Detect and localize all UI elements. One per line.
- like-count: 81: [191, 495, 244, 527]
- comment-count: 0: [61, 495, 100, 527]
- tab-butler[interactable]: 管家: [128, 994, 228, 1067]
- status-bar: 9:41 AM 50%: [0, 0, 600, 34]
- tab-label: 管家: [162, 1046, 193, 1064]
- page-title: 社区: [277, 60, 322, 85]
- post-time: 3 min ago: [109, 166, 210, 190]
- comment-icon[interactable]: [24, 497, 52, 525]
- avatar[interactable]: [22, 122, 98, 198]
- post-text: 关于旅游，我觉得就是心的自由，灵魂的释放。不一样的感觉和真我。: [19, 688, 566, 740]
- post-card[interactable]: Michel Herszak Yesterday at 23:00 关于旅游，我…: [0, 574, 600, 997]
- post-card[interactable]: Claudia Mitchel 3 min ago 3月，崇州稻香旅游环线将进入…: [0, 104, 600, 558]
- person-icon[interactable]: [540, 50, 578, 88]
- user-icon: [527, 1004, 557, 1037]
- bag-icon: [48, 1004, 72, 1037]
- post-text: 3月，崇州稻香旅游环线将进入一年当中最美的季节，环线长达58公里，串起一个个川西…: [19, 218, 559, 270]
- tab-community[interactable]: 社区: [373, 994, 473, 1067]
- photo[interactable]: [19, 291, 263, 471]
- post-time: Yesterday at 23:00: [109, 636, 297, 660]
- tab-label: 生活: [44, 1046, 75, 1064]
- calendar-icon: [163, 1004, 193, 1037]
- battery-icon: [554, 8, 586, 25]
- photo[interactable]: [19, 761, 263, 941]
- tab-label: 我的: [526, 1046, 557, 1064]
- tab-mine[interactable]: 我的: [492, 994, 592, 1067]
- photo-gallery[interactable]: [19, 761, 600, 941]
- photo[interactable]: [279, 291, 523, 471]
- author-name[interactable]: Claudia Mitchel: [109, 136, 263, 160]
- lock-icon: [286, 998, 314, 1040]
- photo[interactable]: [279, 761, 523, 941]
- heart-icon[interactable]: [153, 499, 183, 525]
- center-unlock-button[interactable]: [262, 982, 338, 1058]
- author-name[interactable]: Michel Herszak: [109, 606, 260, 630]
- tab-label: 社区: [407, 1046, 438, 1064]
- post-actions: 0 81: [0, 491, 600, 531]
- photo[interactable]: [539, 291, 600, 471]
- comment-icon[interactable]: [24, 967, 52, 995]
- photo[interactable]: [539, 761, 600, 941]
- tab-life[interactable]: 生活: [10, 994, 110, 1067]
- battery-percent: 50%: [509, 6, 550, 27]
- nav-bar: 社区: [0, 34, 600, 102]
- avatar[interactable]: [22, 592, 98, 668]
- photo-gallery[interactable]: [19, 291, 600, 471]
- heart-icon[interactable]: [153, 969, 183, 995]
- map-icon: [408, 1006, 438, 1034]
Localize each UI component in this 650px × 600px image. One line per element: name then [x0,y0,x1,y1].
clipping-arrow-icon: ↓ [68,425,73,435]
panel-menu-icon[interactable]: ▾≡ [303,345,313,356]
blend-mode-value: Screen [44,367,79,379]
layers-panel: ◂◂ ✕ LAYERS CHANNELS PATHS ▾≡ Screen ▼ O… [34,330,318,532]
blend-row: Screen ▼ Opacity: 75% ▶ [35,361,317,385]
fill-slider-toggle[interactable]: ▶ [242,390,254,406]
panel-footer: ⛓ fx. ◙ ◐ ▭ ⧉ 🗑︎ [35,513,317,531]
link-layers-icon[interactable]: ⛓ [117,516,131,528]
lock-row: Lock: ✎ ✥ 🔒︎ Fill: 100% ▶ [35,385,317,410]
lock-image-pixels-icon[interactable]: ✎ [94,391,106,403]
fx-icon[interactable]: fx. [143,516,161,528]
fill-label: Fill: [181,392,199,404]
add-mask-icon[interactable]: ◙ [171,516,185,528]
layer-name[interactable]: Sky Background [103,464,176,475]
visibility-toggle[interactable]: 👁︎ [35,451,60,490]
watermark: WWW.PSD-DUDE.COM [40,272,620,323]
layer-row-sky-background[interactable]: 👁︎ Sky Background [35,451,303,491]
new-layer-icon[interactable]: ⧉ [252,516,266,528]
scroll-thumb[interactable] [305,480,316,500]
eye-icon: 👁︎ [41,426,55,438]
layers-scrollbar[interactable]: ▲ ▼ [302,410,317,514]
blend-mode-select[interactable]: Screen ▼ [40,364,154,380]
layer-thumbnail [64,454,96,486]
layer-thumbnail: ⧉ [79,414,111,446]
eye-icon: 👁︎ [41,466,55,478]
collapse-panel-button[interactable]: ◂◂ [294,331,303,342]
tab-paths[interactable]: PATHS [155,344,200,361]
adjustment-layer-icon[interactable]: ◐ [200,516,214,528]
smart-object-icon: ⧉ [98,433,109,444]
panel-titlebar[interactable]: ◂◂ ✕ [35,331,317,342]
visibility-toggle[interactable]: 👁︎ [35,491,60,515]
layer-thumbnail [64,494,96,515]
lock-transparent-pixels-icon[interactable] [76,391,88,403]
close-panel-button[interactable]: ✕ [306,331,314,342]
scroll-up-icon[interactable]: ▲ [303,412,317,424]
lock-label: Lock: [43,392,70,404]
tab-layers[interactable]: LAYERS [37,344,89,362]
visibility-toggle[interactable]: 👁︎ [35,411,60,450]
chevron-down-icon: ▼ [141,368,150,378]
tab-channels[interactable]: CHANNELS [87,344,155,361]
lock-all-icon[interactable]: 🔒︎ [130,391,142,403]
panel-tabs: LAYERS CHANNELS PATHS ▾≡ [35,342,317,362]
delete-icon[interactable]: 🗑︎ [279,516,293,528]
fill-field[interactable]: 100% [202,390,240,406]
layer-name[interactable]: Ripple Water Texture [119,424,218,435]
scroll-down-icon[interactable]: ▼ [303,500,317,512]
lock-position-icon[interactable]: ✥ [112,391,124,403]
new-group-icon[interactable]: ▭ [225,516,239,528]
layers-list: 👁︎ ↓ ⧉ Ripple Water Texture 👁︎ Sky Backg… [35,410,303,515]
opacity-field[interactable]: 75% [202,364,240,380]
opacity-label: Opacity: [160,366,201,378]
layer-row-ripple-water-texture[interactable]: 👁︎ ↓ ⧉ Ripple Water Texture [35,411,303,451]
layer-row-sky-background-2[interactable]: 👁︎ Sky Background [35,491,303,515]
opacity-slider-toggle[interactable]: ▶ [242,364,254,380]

+++++

**WHAT TO WORK ON:** Can you recast every line of the listing above as a Markdown table with two columns, Row and Entry, numbering the rows in order from 1 and leaving out blank lines?

**RESPONSE TO THE TASK:**
| Row | Entry |
|---|---|
| 1 | Detect and localize all UI elements. One per line. |
| 2 | - like-count: 81: [191, 495, 244, 527] |
| 3 | - comment-count: 0: [61, 495, 100, 527] |
| 4 | - tab-butler[interactable]: 管家: [128, 994, 228, 1067] |
| 5 | - status-bar: 9:41 AM 50%: [0, 0, 600, 34] |
| 6 | - tab-label: 管家: [162, 1046, 193, 1064] |
| 7 | - page-title: 社区: [277, 60, 322, 85] |
| 8 | - post-time: 3 min ago: [109, 166, 210, 190] |
| 9 | - comment-icon[interactable]: [24, 497, 52, 525] |
| 10 | - avatar[interactable]: [22, 122, 98, 198] |
| 11 | - post-text: 关于旅游，我觉得就是心的自由，灵魂的释放。不一样的感觉和真我。: [19, 688, 566, 740] |
| 12 | - post-card[interactable]: Michel Herszak Yesterday at 23:00 关于旅游，我…: [0, 574, 600, 997] |
| 13 | - post-card[interactable]: Claudia Mitchel 3 min ago 3月，崇州稻香旅游环线将进入…: [0, 104, 600, 558] |
| 14 | - person-icon[interactable]: [540, 50, 578, 88] |
| 15 | - user-icon: [527, 1004, 557, 1037] |
| 16 | - bag-icon: [48, 1004, 72, 1037] |
| 17 | - post-text: 3月，崇州稻香旅游环线将进入一年当中最美的季节，环线长达58公里，串起一个个川西…: [19, 218, 559, 270] |
| 18 | - tab-community[interactable]: 社区: [373, 994, 473, 1067] |
| 19 | - photo[interactable]: [19, 291, 263, 471] |
| 20 | - post-time: Yesterday at 23:00: [109, 636, 297, 660] |
| 21 | - tab-label: 生活: [44, 1046, 75, 1064] |
| 22 | - calendar-icon: [163, 1004, 193, 1037] |
| 23 | - battery-icon: [554, 8, 586, 25] |
| 24 | - photo[interactable]: [19, 761, 263, 941] |
| 25 | - tab-label: 我的: [526, 1046, 557, 1064] |
| 26 | - tab-mine[interactable]: 我的: [492, 994, 592, 1067] |
| 27 | - photo-gallery[interactable]: [19, 761, 600, 941] |
| 28 | - photo[interactable]: [279, 291, 523, 471] |
| 29 | - author-name[interactable]: Claudia Mitchel: [109, 136, 263, 160] |
| 30 | - lock-icon: [286, 998, 314, 1040] |
| 31 | - photo[interactable]: [279, 761, 523, 941] |
| 32 | - heart-icon[interactable]: [153, 499, 183, 525] |
| 33 | - center-unlock-button[interactable]: [262, 982, 338, 1058] |
| 34 | - author-name[interactable]: Michel Herszak: [109, 606, 260, 630] |
| 35 | - tab-label: 社区: [407, 1046, 438, 1064] |
| 36 | - post-actions: 0 81: [0, 491, 600, 531] |
| 37 | - photo[interactable]: [539, 291, 600, 471] |
| 38 | - comment-icon[interactable]: [24, 967, 52, 995] |
| 39 | - photo[interactable]: [539, 761, 600, 941] |
| 40 | - tab-life[interactable]: 生活: [10, 994, 110, 1067] |
| 41 | - battery-percent: 50%: [509, 6, 550, 27] |
| 42 | - nav-bar: 社区: [0, 34, 600, 102] |
| 43 | - avatar[interactable]: [22, 592, 98, 668] |
| 44 | - photo-gallery[interactable]: [19, 291, 600, 471] |
| 45 | - heart-icon[interactable]: [153, 969, 183, 995] |
| 46 | - map-icon: [408, 1006, 438, 1034] |
| 47 | Localize each UI component in this 650px × 600px image. One line per element: name then [x0,y0,x1,y1]. |
| 48 | clipping-arrow-icon: ↓ [68,425,73,435] |
| 49 | panel-menu-icon[interactable]: ▾≡ [303,345,313,356] |
| 50 | blend-mode-value: Screen [44,367,79,379] |
| 51 | layers-panel: ◂◂ ✕ LAYERS CHANNELS PATHS ▾≡ Screen ▼ O… [34,330,318,532] |
| 52 | blend-row: Screen ▼ Opacity: 75% ▶ [35,361,317,385] |
| 53 | fill-slider-toggle[interactable]: ▶ [242,390,254,406] |
| 54 | panel-footer: ⛓ fx. ◙ ◐ ▭ ⧉ 🗑︎ [35,513,317,531] |
| 55 | link-layers-icon[interactable]: ⛓ [117,516,131,528] |
| 56 | lock-row: Lock: ✎ ✥ 🔒︎ Fill: 100% ▶ [35,385,317,410] |
| 57 | lock-image-pixels-icon[interactable]: ✎ [94,391,106,403] |
| 58 | fx-icon[interactable]: fx. [143,516,161,528] |
| 59 | fill-label: Fill: [181,392,199,404] |
| 60 | add-mask-icon[interactable]: ◙ [171,516,185,528] |
| 61 | layer-name[interactable]: Sky Background [103,464,176,475] |
| 62 | visibility-toggle[interactable]: 👁︎ [35,451,60,490] |
| 63 | watermark: WWW.PSD-DUDE.COM [40,272,620,323] |
| 64 | layer-row-sky-background[interactable]: 👁︎ Sky Background [35,451,303,491] |
| 65 | new-layer-icon[interactable]: ⧉ [252,516,266,528] |
| 66 | scroll-thumb[interactable] [305,480,316,500] |
| 67 | eye-icon: 👁︎ [41,426,55,438] |
| 68 | layers-scrollbar[interactable]: ▲ ▼ [302,410,317,514] |
| 69 | blend-mode-select[interactable]: Screen ▼ [40,364,154,380] |
| 70 | layer-thumbnail [64,454,96,486] |
| 71 | layer-thumbnail: ⧉ [79,414,111,446] |
| 72 | eye-icon: 👁︎ [41,466,55,478] |
| 73 | collapse-panel-button[interactable]: ◂◂ [294,331,303,342] |
| 74 | tab-paths[interactable]: PATHS [155,344,200,361] |
| 75 | adjustment-layer-icon[interactable]: ◐ [200,516,214,528] |
| 76 | smart-object-icon: ⧉ [98,433,109,444] |
| 77 | panel-titlebar[interactable]: ◂◂ ✕ [35,331,317,342] |
| 78 | visibility-toggle[interactable]: 👁︎ [35,491,60,515] |
| 79 | layer-thumbnail [64,494,96,515] |
| 80 | lock-transparent-pixels-icon[interactable] [76,391,88,403] |
| 81 | close-panel-button[interactable]: ✕ [306,331,314,342] |
| 82 | scroll-up-icon[interactable]: ▲ [303,412,317,424] |
| 83 | lock-label: Lock: [43,392,70,404] |
| 84 | tab-layers[interactable]: LAYERS [37,344,89,362] |
| 85 | visibility-toggle[interactable]: 👁︎ [35,411,60,450] |
| 86 | chevron-down-icon: ▼ [141,368,150,378] |
| 87 | tab-channels[interactable]: CHANNELS [87,344,155,361] |
| 88 | lock-all-icon[interactable]: 🔒︎ [130,391,142,403] |
| 89 | panel-tabs: LAYERS CHANNELS PATHS ▾≡ [35,342,317,362] |
| 90 | delete-icon[interactable]: 🗑︎ [279,516,293,528] |
| 91 | fill-field[interactable]: 100% [202,390,240,406] |
| 92 | layer-name[interactable]: Ripple Water Texture [119,424,218,435] |
| 93 | scroll-down-icon[interactable]: ▼ [303,500,317,512] |
| 94 | lock-position-icon[interactable]: ✥ [112,391,124,403] |
| 95 | new-group-icon[interactable]: ▭ [225,516,239,528] |
| 96 | layers-list: 👁︎ ↓ ⧉ Ripple Water Texture 👁︎ Sky Backg… [35,410,303,515] |
| 97 | opacity-field[interactable]: 75% [202,364,240,380] |
| 98 | opacity-label: Opacity: [160,366,201,378] |
| 99 | layer-row-ripple-water-texture[interactable]: 👁︎ ↓ ⧉ Ripple Water Texture [35,411,303,451] |
| 100 | layer-row-sky-background-2[interactable]: 👁︎ Sky Background [35,491,303,515] |
| 101 | opacity-slider-toggle[interactable]: ▶ [242,364,254,380] |